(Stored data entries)
[BEGIN]

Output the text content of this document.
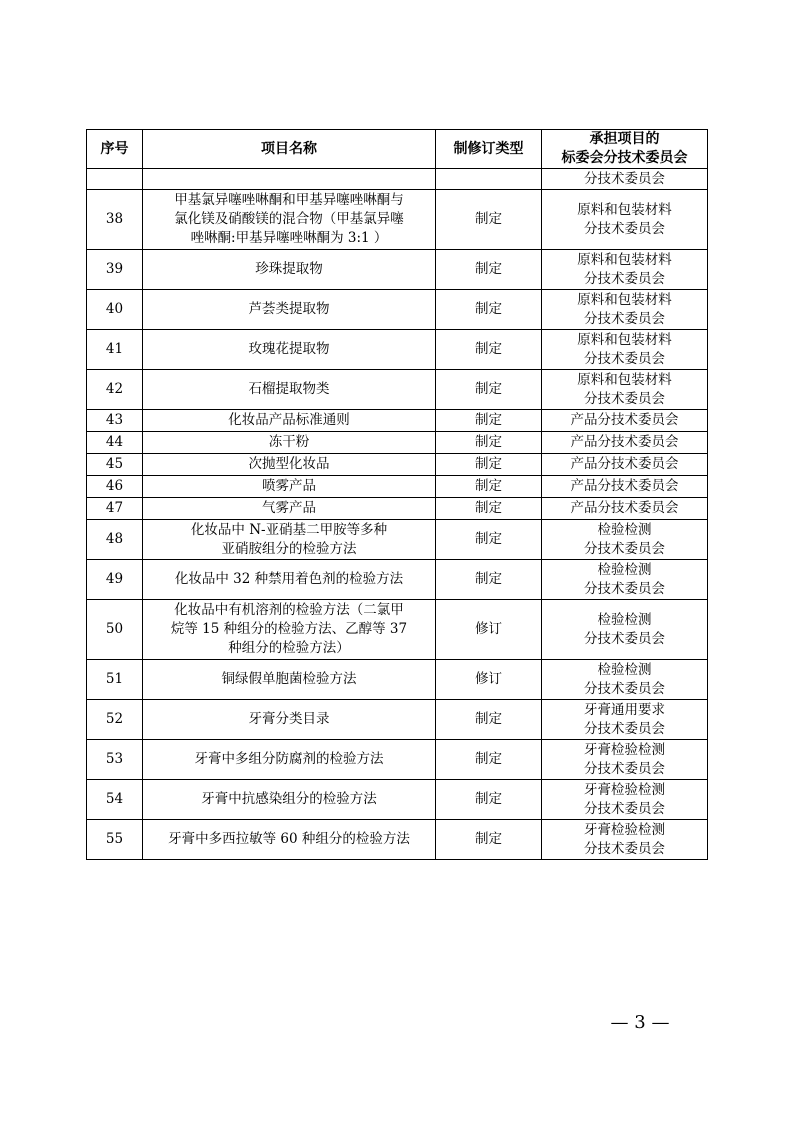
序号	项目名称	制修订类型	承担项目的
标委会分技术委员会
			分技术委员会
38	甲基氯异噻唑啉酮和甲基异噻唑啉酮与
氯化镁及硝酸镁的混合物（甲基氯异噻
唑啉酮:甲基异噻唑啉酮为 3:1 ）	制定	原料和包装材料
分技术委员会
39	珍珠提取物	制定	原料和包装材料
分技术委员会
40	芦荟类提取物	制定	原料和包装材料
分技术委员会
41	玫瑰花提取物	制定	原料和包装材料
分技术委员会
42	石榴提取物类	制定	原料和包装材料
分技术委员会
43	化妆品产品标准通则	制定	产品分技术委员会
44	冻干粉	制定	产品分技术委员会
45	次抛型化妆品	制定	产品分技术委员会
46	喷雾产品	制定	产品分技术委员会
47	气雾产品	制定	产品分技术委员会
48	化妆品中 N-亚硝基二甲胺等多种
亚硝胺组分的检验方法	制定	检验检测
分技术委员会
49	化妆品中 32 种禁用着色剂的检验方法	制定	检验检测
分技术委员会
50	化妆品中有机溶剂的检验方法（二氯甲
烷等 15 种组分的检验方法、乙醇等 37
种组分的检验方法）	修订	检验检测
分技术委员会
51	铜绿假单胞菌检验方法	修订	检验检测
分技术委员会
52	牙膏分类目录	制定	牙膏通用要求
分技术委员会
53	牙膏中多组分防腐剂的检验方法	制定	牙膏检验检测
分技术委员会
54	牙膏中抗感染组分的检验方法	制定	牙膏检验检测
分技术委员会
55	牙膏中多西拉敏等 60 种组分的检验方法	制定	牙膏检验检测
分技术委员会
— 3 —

[END]
[BEGIN]

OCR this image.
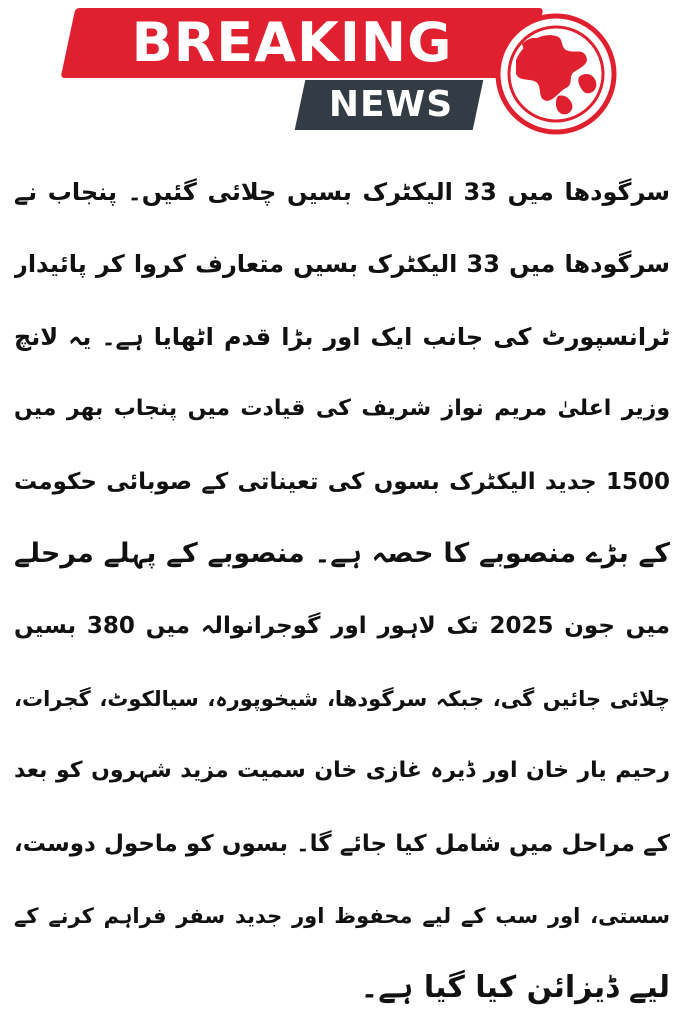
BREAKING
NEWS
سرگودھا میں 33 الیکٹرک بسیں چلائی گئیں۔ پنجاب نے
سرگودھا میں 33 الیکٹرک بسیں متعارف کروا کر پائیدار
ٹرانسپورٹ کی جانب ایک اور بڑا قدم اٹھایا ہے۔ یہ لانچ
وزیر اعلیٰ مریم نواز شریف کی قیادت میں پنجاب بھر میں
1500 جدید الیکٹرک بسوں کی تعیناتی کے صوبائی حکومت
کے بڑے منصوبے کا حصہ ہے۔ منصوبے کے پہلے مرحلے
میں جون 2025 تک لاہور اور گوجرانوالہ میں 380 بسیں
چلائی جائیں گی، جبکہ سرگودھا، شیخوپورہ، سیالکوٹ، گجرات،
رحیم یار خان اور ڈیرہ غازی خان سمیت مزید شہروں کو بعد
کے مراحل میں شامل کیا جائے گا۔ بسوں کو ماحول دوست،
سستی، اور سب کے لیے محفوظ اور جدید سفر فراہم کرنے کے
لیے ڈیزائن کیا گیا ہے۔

[END]
[BEGIN]

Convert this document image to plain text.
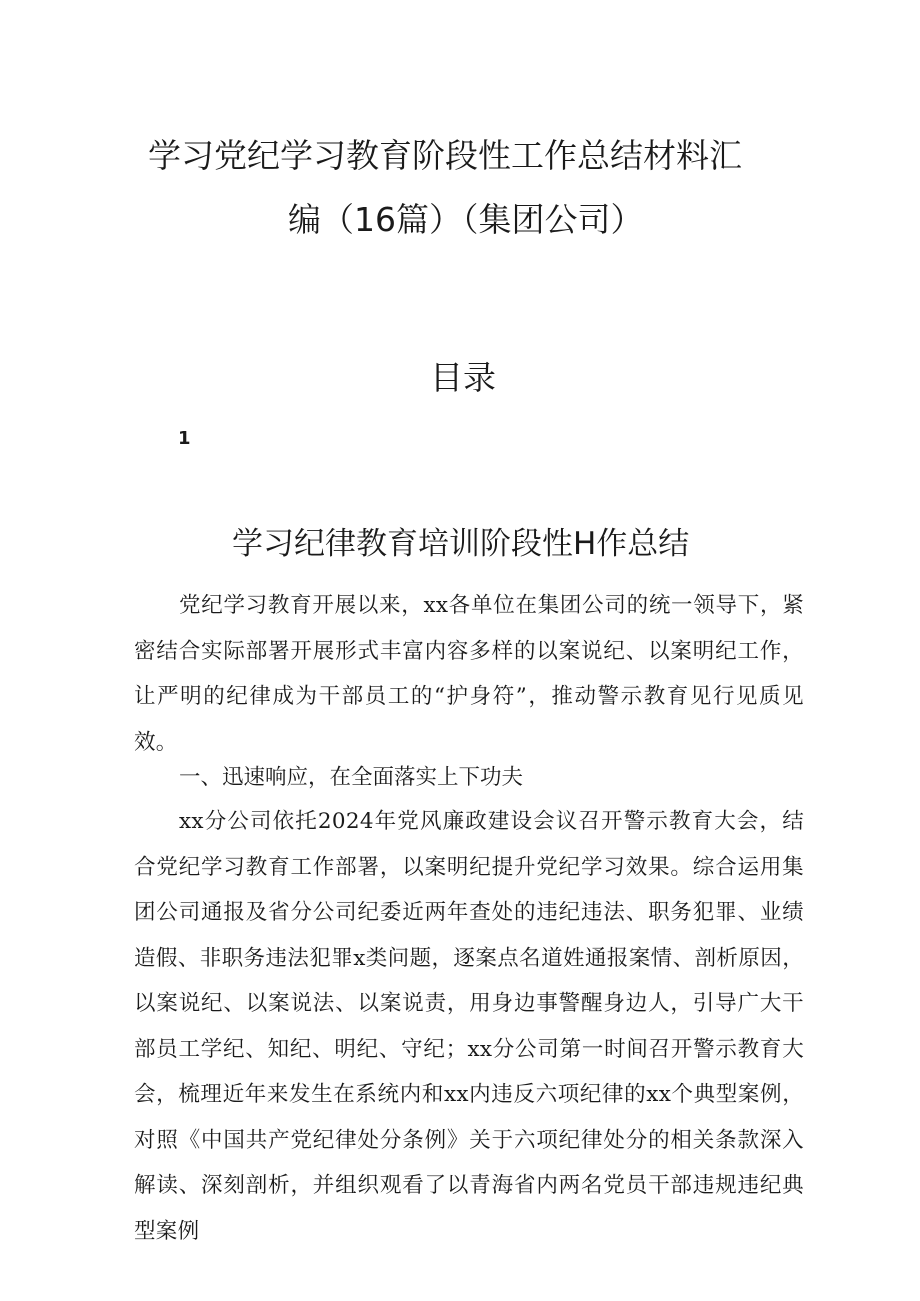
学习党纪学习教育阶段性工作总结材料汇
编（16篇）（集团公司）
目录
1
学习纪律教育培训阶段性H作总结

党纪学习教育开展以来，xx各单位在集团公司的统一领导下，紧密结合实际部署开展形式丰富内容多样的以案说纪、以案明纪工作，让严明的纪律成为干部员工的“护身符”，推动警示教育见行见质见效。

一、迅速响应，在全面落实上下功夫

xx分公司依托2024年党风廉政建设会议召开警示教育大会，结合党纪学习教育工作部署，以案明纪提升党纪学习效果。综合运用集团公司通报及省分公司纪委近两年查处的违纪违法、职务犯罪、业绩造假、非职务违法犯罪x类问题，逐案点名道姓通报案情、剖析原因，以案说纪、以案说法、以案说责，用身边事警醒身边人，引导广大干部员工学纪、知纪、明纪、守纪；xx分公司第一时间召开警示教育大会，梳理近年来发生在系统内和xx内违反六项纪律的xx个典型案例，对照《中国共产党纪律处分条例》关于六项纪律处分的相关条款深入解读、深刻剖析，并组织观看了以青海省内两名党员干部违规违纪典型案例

[END]

### [JOB]
Look over the records above and copy each line that includes the string "الیکٹرک".

### [FULL RESPONSE]
سرگودھا میں 33 الیکٹرک بسیں چلائی گئیں۔ پنجاب نے
سرگودھا میں 33 الیکٹرک بسیں متعارف کروا کر پائیدار
1500 جدید الیکٹرک بسوں کی تعیناتی کے صوبائی حکومت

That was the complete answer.